### EXERCISE OBJECTIVE
Each entry below is to be given again word for word, with no pictures.

[Recorded data]
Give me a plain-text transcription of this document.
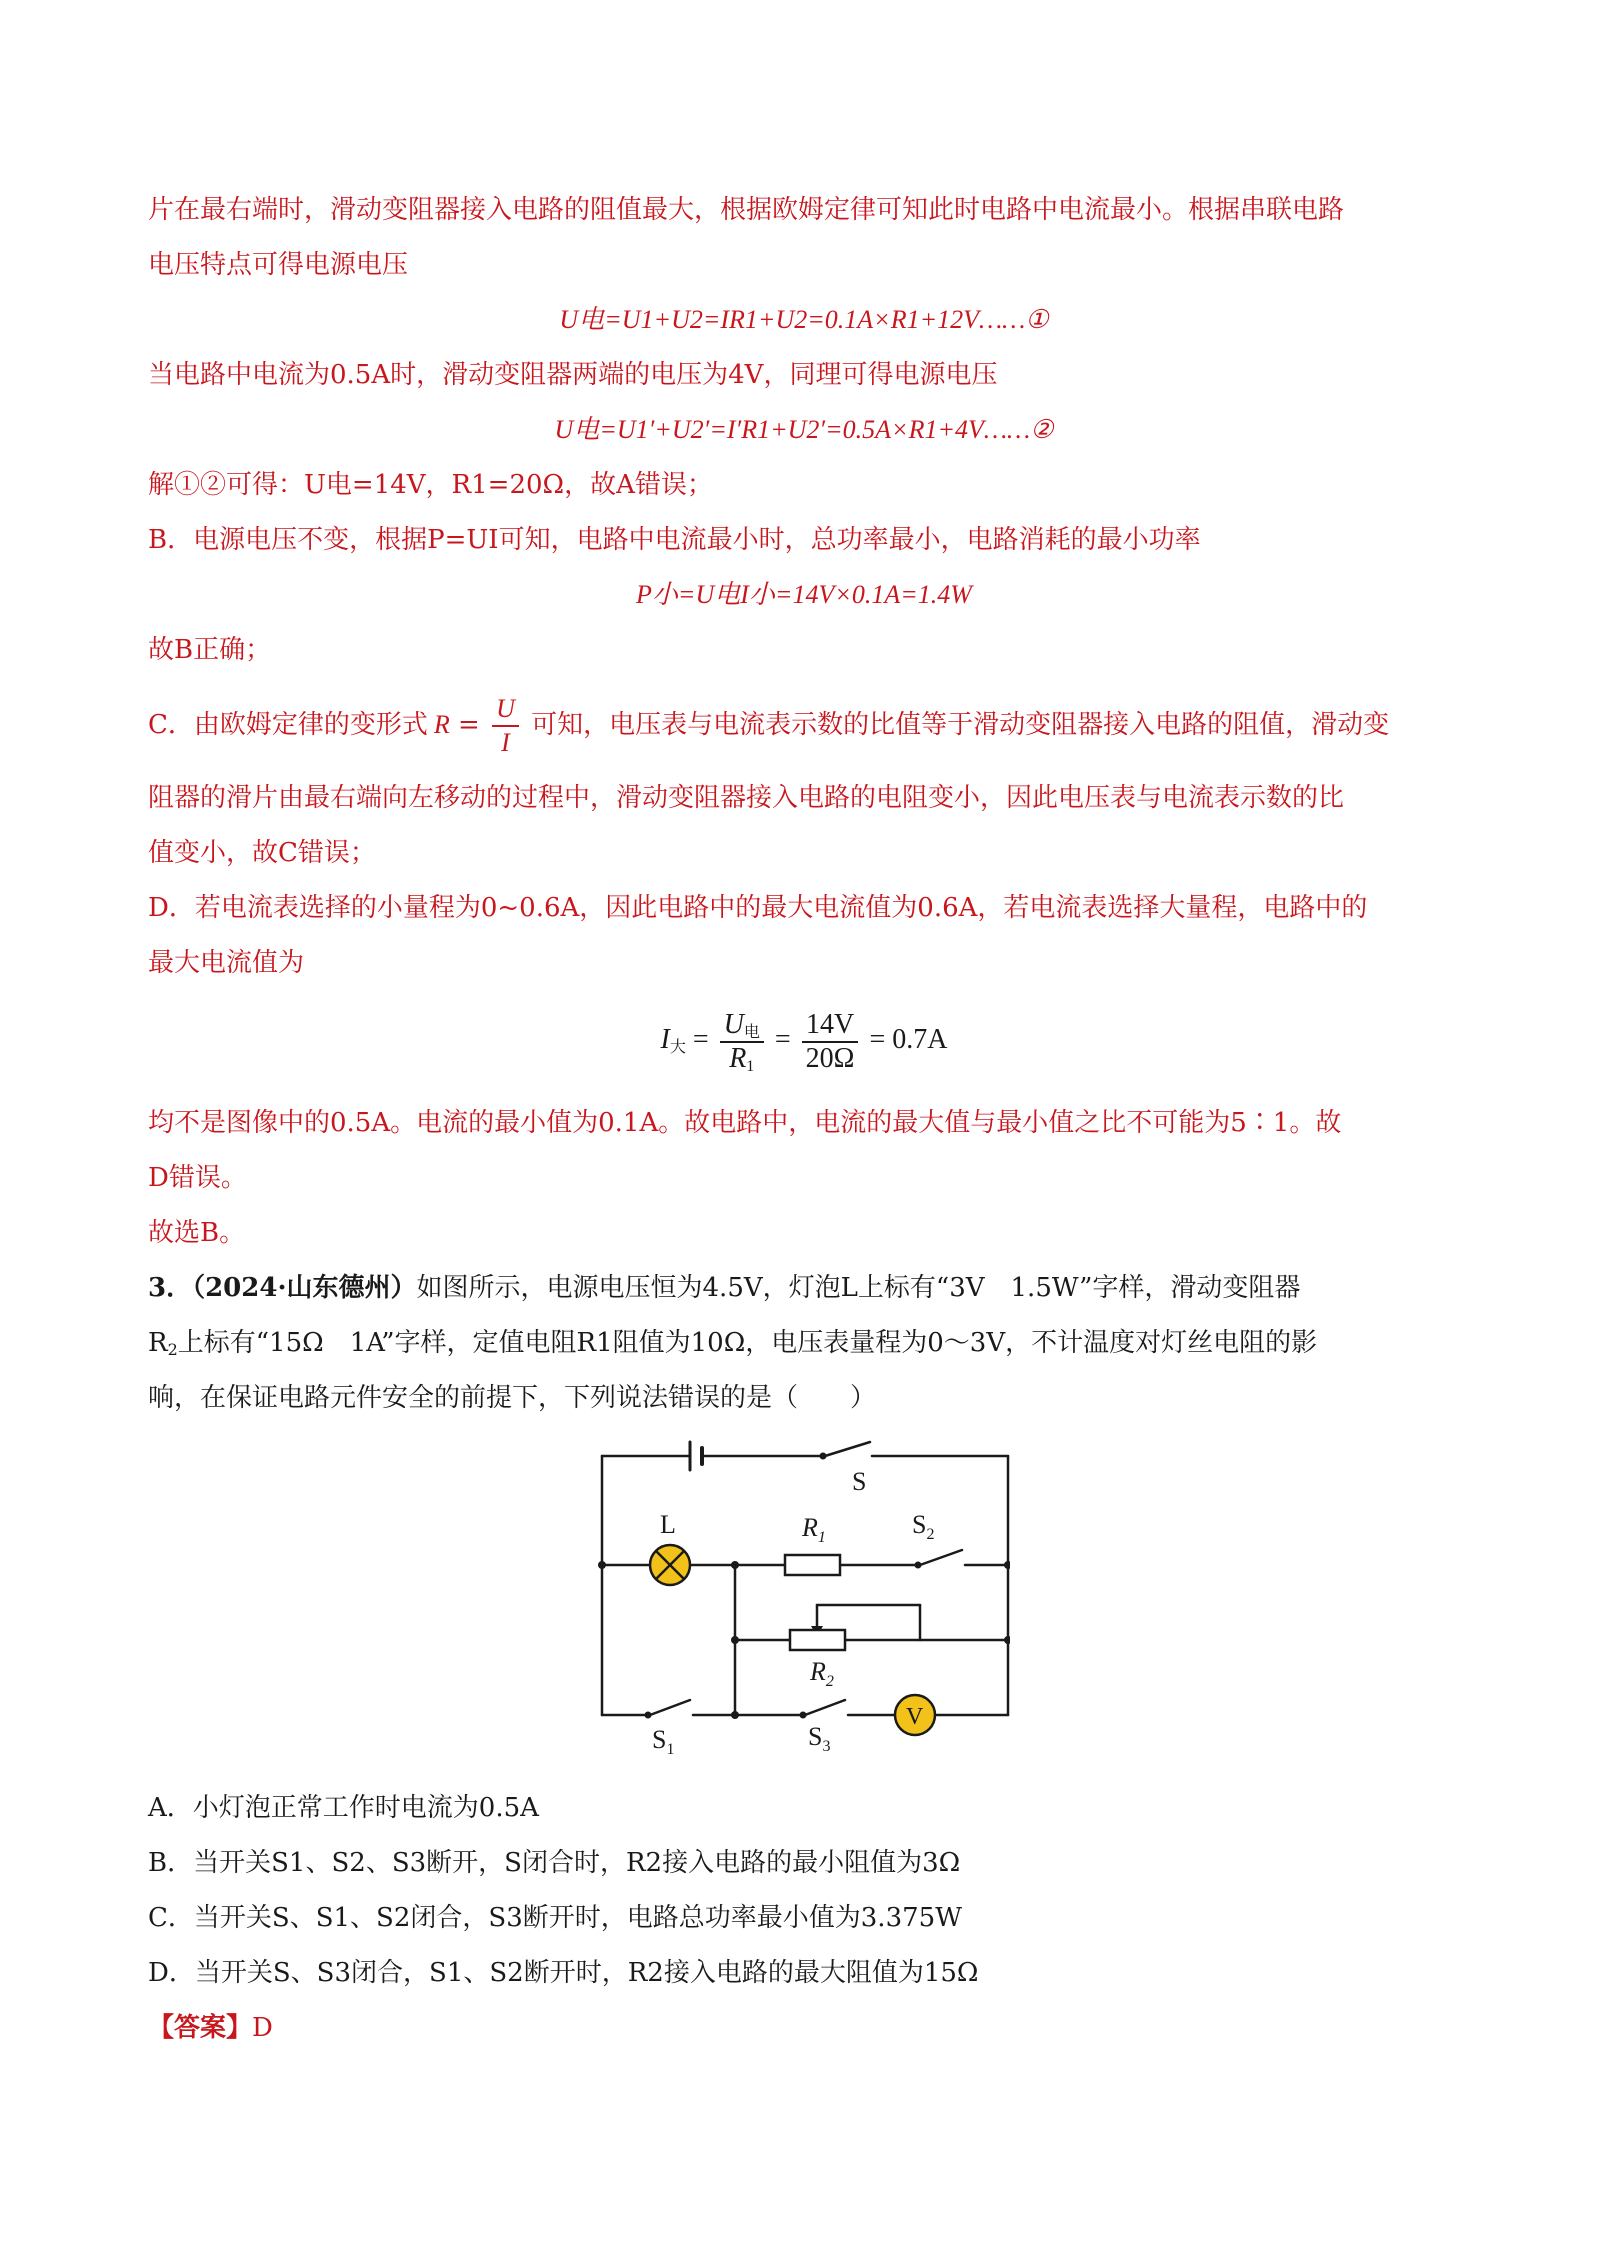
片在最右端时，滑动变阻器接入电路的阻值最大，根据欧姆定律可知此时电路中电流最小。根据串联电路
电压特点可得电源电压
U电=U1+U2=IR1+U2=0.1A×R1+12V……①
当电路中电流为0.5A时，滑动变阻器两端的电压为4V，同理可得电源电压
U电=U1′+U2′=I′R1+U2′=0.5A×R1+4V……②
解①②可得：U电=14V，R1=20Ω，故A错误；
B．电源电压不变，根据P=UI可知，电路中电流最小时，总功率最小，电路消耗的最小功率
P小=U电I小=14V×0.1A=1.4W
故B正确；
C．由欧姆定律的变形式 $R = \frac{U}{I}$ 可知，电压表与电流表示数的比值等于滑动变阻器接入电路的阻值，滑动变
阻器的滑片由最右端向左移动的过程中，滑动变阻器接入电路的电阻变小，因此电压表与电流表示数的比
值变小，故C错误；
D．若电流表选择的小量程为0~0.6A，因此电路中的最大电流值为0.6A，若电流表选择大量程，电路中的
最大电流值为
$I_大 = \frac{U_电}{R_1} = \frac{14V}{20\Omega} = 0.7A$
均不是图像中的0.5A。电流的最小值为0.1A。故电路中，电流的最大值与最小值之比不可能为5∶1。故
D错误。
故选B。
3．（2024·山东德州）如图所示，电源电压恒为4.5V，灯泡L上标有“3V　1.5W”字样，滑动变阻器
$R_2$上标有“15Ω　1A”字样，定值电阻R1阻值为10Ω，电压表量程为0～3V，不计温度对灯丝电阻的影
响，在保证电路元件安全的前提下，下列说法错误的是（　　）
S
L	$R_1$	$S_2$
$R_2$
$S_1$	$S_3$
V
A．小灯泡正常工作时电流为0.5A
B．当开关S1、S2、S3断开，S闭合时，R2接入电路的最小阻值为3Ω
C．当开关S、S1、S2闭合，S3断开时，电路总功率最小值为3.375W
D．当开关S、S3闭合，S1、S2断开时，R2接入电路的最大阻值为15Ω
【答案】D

### THE COMPLETED TASK
Give me a plain-text transcription of this document.
片在最右端时，滑动变阻器接入电路的阻值最大，根据欧姆定律可知此时电路中电流最小。根据串联电路
电压特点可得电源电压
U电=U1+U2=IR1+U2=0.1A×R1+12V……①
当电路中电流为0.5A时，滑动变阻器两端的电压为4V，同理可得电源电压
U电=U1′+U2′=I′R1+U2′=0.5A×R1+4V……②
解①②可得：U电=14V，R1=20Ω，故A错误；
B．电源电压不变，根据P=UI可知，电路中电流最小时，总功率最小，电路消耗的最小功率
P小=U电I小=14V×0.1A=1.4W
故B正确；
C．由欧姆定律的变形式 $R = \frac{U}{I}$ 可知，电压表与电流表示数的比值等于滑动变阻器接入电路的阻值，滑动变
阻器的滑片由最右端向左移动的过程中，滑动变阻器接入电路的电阻变小，因此电压表与电流表示数的比
值变小，故C错误；
D．若电流表选择的小量程为0~0.6A，因此电路中的最大电流值为0.6A，若电流表选择大量程，电路中的
最大电流值为
$I_大 = \frac{U_电}{R_1} = \frac{14V}{20\Omega} = 0.7A$
均不是图像中的0.5A。电流的最小值为0.1A。故电路中，电流的最大值与最小值之比不可能为5∶1。故
D错误。
故选B。
3．（2024·山东德州）如图所示，电源电压恒为4.5V，灯泡L上标有“3V　1.5W”字样，滑动变阻器
$R_2$上标有“15Ω　1A”字样，定值电阻R1阻值为10Ω，电压表量程为0～3V，不计温度对灯丝电阻的影
响，在保证电路元件安全的前提下，下列说法错误的是（　　）
S
L	$R_1$	$S_2$
$R_2$
$S_1$	$S_3$
V
A．小灯泡正常工作时电流为0.5A
B．当开关S1、S2、S3断开，S闭合时，R2接入电路的最小阻值为3Ω
C．当开关S、S1、S2闭合，S3断开时，电路总功率最小值为3.375W
D．当开关S、S3闭合，S1、S2断开时，R2接入电路的最大阻值为15Ω
【答案】D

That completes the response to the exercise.